### What you need to do
Repeat every record exactly, but keep images out of the copy.

[Dataset records]

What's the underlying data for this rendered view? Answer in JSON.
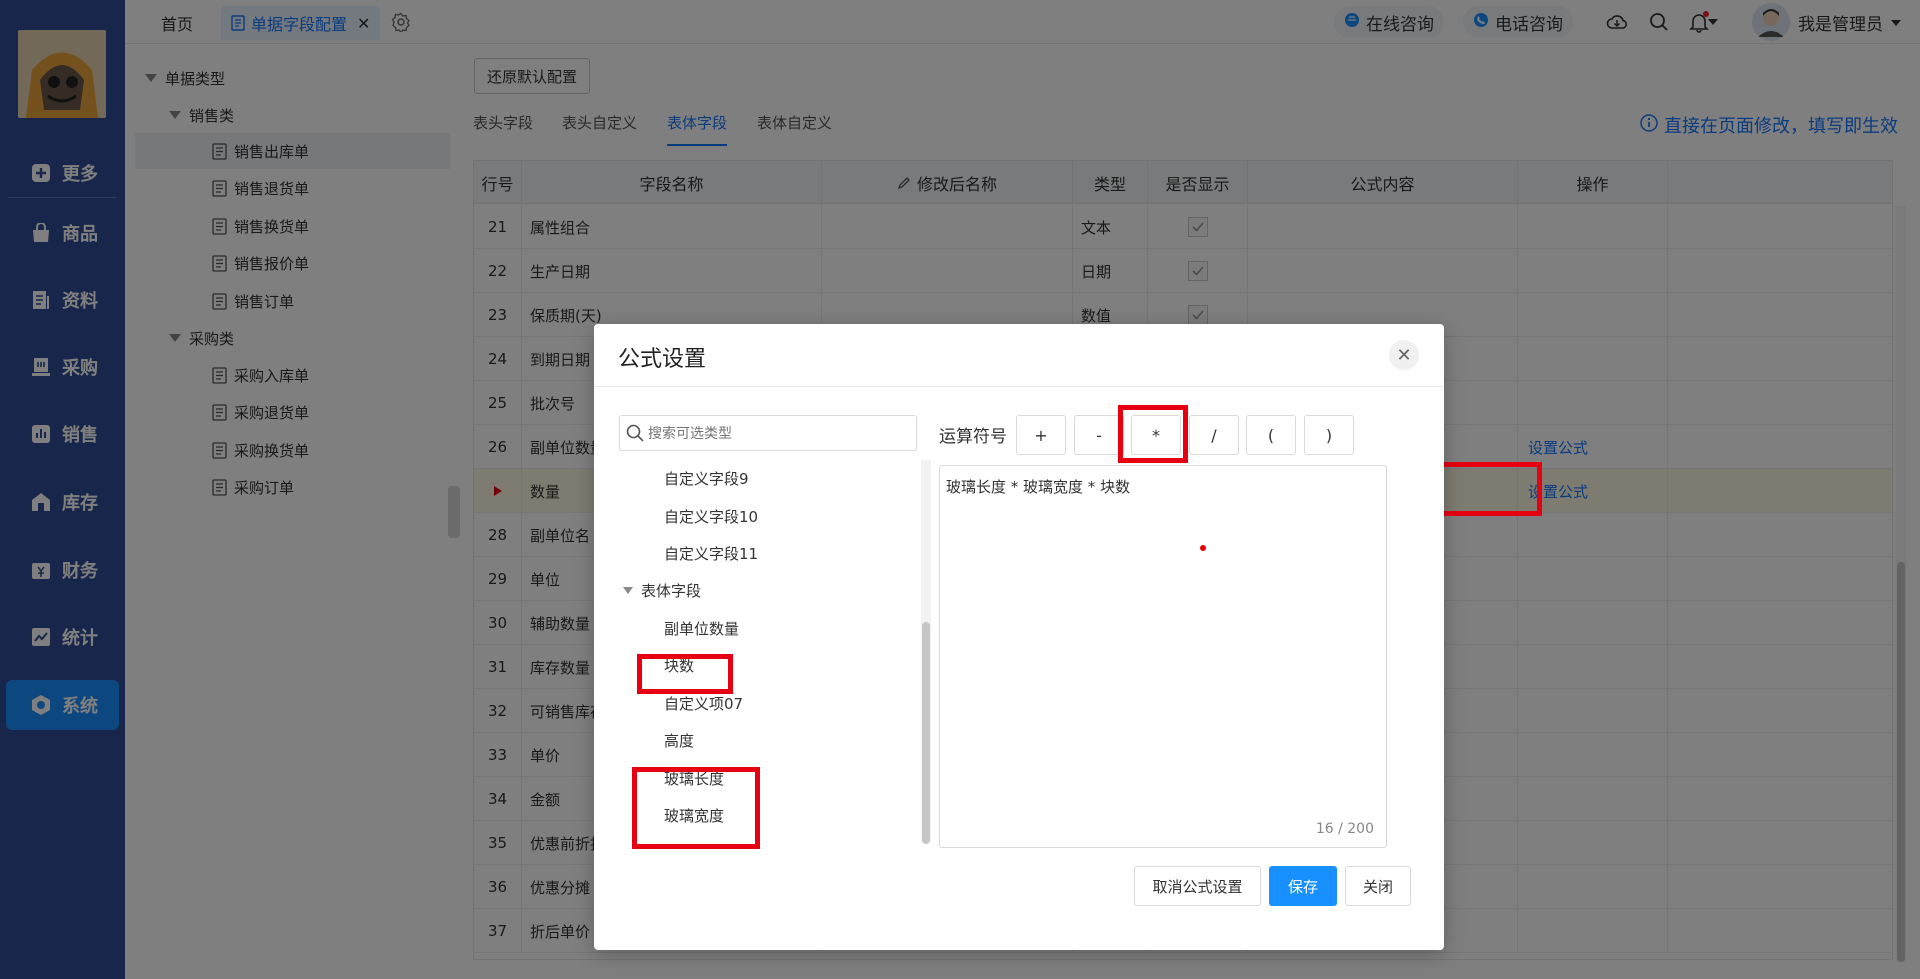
{
  "nav": {
    "items": [
      {
        "label": "更多",
        "icon": "plus-square-icon"
      },
      {
        "label": "商品",
        "icon": "bag-icon"
      },
      {
        "label": "资料",
        "icon": "document-icon"
      },
      {
        "label": "采购",
        "icon": "cart-icon"
      },
      {
        "label": "销售",
        "icon": "bar-chart-icon"
      },
      {
        "label": "库存",
        "icon": "warehouse-icon"
      },
      {
        "label": "财务",
        "icon": "yen-icon"
      },
      {
        "label": "统计",
        "icon": "trend-chart-icon"
      },
      {
        "label": "系统",
        "icon": "hexagon-settings-icon",
        "active": true
      }
    ]
  },
  "topbar": {
    "tab_home": "首页",
    "tab_active": "单据字段配置",
    "online_consult": "在线咨询",
    "phone_consult": "电话咨询",
    "username": "我是管理员"
  },
  "tree": {
    "root": "单据类型",
    "sales_group": "销售类",
    "sales_items": [
      "销售出库单",
      "销售退货单",
      "销售换货单",
      "销售报价单",
      "销售订单"
    ],
    "purchase_group": "采购类",
    "purchase_items": [
      "采购入库单",
      "采购退货单",
      "采购换货单",
      "采购订单"
    ]
  },
  "main": {
    "restore_button": "还原默认配置",
    "subtabs": [
      "表头字段",
      "表头自定义",
      "表体字段",
      "表体自定义"
    ],
    "active_subtab": "表体字段",
    "hint": "直接在页面修改，填写即生效"
  },
  "table": {
    "headers": {
      "row_no": "行号",
      "field_name": "字段名称",
      "renamed": "修改后名称",
      "type": "类型",
      "visible": "是否显示",
      "formula": "公式内容",
      "action": "操作"
    },
    "rows": [
      {
        "no": "21",
        "name": "属性组合",
        "type": "文本",
        "checked": true,
        "action": ""
      },
      {
        "no": "22",
        "name": "生产日期",
        "type": "日期",
        "checked": true,
        "action": ""
      },
      {
        "no": "23",
        "name": "保质期(天)",
        "type": "数值",
        "checked": true,
        "action": ""
      },
      {
        "no": "24",
        "name": "到期日期",
        "type": "",
        "checked": false,
        "action": ""
      },
      {
        "no": "25",
        "name": "批次号",
        "type": "",
        "checked": false,
        "action": ""
      },
      {
        "no": "26",
        "name": "副单位数量",
        "type": "",
        "checked": false,
        "action": "设置公式"
      },
      {
        "no": "",
        "name": "数量",
        "type": "",
        "checked": false,
        "action": "设置公式",
        "current": true
      },
      {
        "no": "28",
        "name": "副单位名",
        "type": "",
        "checked": false,
        "action": ""
      },
      {
        "no": "29",
        "name": "单位",
        "type": "",
        "checked": false,
        "action": ""
      },
      {
        "no": "30",
        "name": "辅助数量",
        "type": "",
        "checked": false,
        "action": ""
      },
      {
        "no": "31",
        "name": "库存数量",
        "type": "",
        "checked": false,
        "action": ""
      },
      {
        "no": "32",
        "name": "可销售库存",
        "type": "",
        "checked": false,
        "action": ""
      },
      {
        "no": "33",
        "name": "单价",
        "type": "",
        "checked": false,
        "action": ""
      },
      {
        "no": "34",
        "name": "金额",
        "type": "",
        "checked": false,
        "action": ""
      },
      {
        "no": "35",
        "name": "优惠前折扣",
        "type": "",
        "checked": false,
        "action": ""
      },
      {
        "no": "36",
        "name": "优惠分摊",
        "type": "",
        "checked": false,
        "action": ""
      },
      {
        "no": "37",
        "name": "折后单价",
        "type": "",
        "checked": false,
        "action": ""
      }
    ]
  },
  "modal": {
    "title": "公式设置",
    "search_placeholder": "搜索可选类型",
    "custom_fields": [
      "自定义字段9",
      "自定义字段10",
      "自定义字段11"
    ],
    "body_group": "表体字段",
    "body_fields": [
      "副单位数量",
      "块数",
      "自定义项07",
      "高度",
      "玻璃长度",
      "玻璃宽度"
    ],
    "operator_label": "运算符号",
    "operators": [
      "+",
      "-",
      "*",
      "/",
      "(",
      ")"
    ],
    "formula": "玻璃长度 * 玻璃宽度 * 块数",
    "counter": "16 / 200",
    "cancel_formula": "取消公式设置",
    "save": "保存",
    "close": "关闭"
  }
}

### Output of the exercise
What's the underlying data for this rendered view? Answer in JSON.
{
  "nav": {
    "items": [
      {
        "label": "更多",
        "icon": "plus-square-icon"
      },
      {
        "label": "商品",
        "icon": "bag-icon"
      },
      {
        "label": "资料",
        "icon": "document-icon"
      },
      {
        "label": "采购",
        "icon": "cart-icon"
      },
      {
        "label": "销售",
        "icon": "bar-chart-icon"
      },
      {
        "label": "库存",
        "icon": "warehouse-icon"
      },
      {
        "label": "财务",
        "icon": "yen-icon"
      },
      {
        "label": "统计",
        "icon": "trend-chart-icon"
      },
      {
        "label": "系统",
        "icon": "hexagon-settings-icon",
        "active": true
      }
    ]
  },
  "topbar": {
    "tab_home": "首页",
    "tab_active": "单据字段配置",
    "online_consult": "在线咨询",
    "phone_consult": "电话咨询",
    "username": "我是管理员"
  },
  "tree": {
    "root": "单据类型",
    "sales_group": "销售类",
    "sales_items": [
      "销售出库单",
      "销售退货单",
      "销售换货单",
      "销售报价单",
      "销售订单"
    ],
    "purchase_group": "采购类",
    "purchase_items": [
      "采购入库单",
      "采购退货单",
      "采购换货单",
      "采购订单"
    ]
  },
  "main": {
    "restore_button": "还原默认配置",
    "subtabs": [
      "表头字段",
      "表头自定义",
      "表体字段",
      "表体自定义"
    ],
    "active_subtab": "表体字段",
    "hint": "直接在页面修改，填写即生效"
  },
  "table": {
    "headers": {
      "row_no": "行号",
      "field_name": "字段名称",
      "renamed": "修改后名称",
      "type": "类型",
      "visible": "是否显示",
      "formula": "公式内容",
      "action": "操作"
    },
    "rows": [
      {
        "no": "21",
        "name": "属性组合",
        "type": "文本",
        "checked": true,
        "action": ""
      },
      {
        "no": "22",
        "name": "生产日期",
        "type": "日期",
        "checked": true,
        "action": ""
      },
      {
        "no": "23",
        "name": "保质期(天)",
        "type": "数值",
        "checked": true,
        "action": ""
      },
      {
        "no": "24",
        "name": "到期日期",
        "type": "",
        "checked": false,
        "action": ""
      },
      {
        "no": "25",
        "name": "批次号",
        "type": "",
        "checked": false,
        "action": ""
      },
      {
        "no": "26",
        "name": "副单位数量",
        "type": "",
        "checked": false,
        "action": "设置公式"
      },
      {
        "no": "",
        "name": "数量",
        "type": "",
        "checked": false,
        "action": "设置公式",
        "current": true
      },
      {
        "no": "28",
        "name": "副单位名",
        "type": "",
        "checked": false,
        "action": ""
      },
      {
        "no": "29",
        "name": "单位",
        "type": "",
        "checked": false,
        "action": ""
      },
      {
        "no": "30",
        "name": "辅助数量",
        "type": "",
        "checked": false,
        "action": ""
      },
      {
        "no": "31",
        "name": "库存数量",
        "type": "",
        "checked": false,
        "action": ""
      },
      {
        "no": "32",
        "name": "可销售库存",
        "type": "",
        "checked": false,
        "action": ""
      },
      {
        "no": "33",
        "name": "单价",
        "type": "",
        "checked": false,
        "action": ""
      },
      {
        "no": "34",
        "name": "金额",
        "type": "",
        "checked": false,
        "action": ""
      },
      {
        "no": "35",
        "name": "优惠前折扣",
        "type": "",
        "checked": false,
        "action": ""
      },
      {
        "no": "36",
        "name": "优惠分摊",
        "type": "",
        "checked": false,
        "action": ""
      },
      {
        "no": "37",
        "name": "折后单价",
        "type": "",
        "checked": false,
        "action": ""
      }
    ]
  },
  "modal": {
    "title": "公式设置",
    "search_placeholder": "搜索可选类型",
    "custom_fields": [
      "自定义字段9",
      "自定义字段10",
      "自定义字段11"
    ],
    "body_group": "表体字段",
    "body_fields": [
      "副单位数量",
      "块数",
      "自定义项07",
      "高度",
      "玻璃长度",
      "玻璃宽度"
    ],
    "operator_label": "运算符号",
    "operators": [
      "+",
      "-",
      "*",
      "/",
      "(",
      ")"
    ],
    "formula": "玻璃长度 * 玻璃宽度 * 块数",
    "counter": "16 / 200",
    "cancel_formula": "取消公式设置",
    "save": "保存",
    "close": "关闭"
  }
}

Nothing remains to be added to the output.